Source data
* * * * * * *

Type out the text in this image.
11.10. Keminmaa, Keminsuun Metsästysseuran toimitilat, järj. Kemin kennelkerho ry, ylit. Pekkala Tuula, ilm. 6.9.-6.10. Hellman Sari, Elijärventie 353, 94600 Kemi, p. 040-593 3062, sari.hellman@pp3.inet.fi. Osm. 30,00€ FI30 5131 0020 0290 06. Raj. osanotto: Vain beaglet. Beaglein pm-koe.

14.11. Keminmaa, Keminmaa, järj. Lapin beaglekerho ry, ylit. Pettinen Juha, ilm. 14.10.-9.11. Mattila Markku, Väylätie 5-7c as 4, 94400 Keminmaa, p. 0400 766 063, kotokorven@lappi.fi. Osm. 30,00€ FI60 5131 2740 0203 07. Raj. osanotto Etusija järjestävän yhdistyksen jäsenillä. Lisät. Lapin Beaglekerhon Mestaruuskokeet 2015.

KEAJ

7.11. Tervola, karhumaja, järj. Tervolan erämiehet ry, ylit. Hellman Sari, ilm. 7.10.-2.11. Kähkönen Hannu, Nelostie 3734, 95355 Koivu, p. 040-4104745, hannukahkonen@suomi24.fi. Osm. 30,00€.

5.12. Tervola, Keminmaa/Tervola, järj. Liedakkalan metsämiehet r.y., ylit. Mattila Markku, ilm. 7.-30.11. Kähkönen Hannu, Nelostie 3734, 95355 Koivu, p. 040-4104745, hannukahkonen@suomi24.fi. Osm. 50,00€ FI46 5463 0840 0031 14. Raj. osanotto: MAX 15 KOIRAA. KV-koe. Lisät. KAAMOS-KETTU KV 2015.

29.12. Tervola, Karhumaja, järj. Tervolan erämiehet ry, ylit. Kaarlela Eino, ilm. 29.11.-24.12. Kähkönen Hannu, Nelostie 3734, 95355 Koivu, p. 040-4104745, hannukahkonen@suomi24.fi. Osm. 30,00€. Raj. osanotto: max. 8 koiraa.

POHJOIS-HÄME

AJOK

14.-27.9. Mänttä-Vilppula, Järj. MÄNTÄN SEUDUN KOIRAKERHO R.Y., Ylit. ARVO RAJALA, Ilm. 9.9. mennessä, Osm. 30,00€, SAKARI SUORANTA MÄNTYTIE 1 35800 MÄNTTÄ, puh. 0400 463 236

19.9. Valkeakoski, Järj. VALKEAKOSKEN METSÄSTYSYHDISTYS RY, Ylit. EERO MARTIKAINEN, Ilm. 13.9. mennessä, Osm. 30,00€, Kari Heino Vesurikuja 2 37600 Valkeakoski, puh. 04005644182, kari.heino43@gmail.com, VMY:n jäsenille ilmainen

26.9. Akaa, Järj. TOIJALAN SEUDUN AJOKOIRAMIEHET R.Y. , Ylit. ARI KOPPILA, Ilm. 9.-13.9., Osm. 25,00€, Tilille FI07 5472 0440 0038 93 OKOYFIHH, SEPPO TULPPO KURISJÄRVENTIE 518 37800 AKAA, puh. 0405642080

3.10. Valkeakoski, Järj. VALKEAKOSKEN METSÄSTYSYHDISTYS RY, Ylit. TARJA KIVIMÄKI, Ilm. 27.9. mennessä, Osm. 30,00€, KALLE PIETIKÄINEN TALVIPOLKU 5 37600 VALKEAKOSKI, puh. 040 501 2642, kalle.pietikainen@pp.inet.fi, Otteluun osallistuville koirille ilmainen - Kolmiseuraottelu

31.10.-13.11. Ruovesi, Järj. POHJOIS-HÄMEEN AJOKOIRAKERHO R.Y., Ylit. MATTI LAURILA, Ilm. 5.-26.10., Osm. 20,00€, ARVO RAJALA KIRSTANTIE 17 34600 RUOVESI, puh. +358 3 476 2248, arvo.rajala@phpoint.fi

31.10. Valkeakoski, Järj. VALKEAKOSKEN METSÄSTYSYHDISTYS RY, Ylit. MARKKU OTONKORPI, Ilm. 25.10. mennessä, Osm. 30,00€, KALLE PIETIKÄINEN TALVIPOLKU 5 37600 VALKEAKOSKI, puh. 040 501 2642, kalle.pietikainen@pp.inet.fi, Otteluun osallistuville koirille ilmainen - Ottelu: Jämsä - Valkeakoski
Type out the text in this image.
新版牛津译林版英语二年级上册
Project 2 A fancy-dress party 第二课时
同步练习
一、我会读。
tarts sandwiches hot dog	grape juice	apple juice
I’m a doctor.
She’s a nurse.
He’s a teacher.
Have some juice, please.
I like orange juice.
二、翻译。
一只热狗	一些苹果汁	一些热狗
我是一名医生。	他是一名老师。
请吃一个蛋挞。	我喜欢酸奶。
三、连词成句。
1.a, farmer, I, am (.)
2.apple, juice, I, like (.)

* * * * * * *

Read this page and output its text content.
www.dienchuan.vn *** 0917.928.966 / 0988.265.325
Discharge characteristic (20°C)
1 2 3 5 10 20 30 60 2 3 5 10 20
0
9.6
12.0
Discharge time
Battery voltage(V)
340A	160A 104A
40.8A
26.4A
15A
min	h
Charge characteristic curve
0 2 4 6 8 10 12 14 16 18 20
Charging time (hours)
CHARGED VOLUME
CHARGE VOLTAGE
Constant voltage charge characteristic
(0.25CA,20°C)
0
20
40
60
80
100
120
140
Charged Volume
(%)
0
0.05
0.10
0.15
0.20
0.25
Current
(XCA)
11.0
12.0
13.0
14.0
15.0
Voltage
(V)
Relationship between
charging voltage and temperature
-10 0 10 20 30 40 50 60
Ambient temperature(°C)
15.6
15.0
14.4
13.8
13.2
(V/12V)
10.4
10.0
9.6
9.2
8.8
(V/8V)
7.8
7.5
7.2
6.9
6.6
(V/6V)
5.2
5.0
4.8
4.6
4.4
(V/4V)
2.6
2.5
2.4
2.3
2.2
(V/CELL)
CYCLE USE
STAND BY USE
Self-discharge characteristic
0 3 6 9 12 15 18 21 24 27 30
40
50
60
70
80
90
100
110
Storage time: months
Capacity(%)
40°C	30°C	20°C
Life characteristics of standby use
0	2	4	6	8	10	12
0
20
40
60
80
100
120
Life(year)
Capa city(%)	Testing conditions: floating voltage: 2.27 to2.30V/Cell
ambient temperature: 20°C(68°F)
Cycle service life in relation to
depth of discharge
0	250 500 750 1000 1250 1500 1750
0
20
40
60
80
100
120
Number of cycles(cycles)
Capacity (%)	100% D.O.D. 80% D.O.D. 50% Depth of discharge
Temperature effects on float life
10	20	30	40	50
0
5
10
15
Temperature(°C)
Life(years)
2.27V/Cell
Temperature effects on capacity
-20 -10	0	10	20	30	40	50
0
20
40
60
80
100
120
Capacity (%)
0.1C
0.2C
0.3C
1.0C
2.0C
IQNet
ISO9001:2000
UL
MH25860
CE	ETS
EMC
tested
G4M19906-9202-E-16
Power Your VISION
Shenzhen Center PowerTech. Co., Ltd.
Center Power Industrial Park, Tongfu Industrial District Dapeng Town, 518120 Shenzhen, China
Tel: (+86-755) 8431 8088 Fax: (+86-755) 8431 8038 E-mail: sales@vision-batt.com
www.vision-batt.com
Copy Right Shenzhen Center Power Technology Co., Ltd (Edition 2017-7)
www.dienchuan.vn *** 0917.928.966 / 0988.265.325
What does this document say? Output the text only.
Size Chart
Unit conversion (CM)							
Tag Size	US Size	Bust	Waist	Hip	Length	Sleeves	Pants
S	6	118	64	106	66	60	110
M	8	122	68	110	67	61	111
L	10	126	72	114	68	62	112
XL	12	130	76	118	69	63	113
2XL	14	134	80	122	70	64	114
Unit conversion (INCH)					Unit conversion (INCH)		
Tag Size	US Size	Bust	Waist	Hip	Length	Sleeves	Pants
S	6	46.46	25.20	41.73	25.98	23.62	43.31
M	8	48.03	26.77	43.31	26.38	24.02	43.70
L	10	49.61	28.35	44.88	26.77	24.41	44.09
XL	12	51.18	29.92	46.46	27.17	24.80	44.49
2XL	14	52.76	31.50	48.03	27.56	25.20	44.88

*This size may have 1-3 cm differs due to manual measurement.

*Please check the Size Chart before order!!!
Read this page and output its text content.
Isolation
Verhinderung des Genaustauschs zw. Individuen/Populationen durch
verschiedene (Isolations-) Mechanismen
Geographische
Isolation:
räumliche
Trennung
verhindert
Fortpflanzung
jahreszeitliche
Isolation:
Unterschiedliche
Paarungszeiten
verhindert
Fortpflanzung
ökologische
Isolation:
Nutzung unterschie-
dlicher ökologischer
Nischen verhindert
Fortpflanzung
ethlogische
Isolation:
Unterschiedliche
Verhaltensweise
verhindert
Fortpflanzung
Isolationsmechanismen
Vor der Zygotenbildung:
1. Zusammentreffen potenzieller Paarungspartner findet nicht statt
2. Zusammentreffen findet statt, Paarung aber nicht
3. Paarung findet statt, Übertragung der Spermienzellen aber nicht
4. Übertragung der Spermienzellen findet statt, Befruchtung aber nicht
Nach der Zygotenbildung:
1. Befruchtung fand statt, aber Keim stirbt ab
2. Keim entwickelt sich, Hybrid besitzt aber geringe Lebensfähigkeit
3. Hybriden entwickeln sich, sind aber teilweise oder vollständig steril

* * * * * * *

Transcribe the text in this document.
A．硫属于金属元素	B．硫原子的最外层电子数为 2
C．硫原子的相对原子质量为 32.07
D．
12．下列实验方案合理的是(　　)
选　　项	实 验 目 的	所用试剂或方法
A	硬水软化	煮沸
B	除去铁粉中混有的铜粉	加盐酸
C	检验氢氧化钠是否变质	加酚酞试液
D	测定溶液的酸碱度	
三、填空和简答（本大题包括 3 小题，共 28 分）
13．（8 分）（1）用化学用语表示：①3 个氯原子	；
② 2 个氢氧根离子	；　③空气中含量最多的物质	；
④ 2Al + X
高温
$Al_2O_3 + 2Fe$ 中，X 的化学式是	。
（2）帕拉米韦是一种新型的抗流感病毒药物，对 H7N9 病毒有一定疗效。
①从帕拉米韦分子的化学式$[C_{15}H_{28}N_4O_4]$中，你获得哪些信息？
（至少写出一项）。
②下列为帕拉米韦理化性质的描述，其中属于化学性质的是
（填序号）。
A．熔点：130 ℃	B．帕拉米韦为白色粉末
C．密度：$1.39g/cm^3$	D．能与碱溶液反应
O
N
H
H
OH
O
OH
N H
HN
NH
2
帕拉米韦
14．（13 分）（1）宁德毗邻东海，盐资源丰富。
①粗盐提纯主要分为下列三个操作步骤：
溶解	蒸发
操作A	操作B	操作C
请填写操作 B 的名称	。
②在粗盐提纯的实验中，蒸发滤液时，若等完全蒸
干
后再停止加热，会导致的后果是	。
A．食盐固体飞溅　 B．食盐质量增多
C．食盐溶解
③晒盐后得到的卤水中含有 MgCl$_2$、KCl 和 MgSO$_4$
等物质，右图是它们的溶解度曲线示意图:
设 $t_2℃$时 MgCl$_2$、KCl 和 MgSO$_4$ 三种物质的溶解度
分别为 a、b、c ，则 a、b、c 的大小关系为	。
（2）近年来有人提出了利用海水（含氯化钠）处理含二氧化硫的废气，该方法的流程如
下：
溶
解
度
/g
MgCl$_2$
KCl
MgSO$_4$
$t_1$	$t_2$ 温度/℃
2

* * * * * * *

• What the exercise asks:
Go over the records above line by line and count those holding the word "like". Reply only with the number.

• Response:
2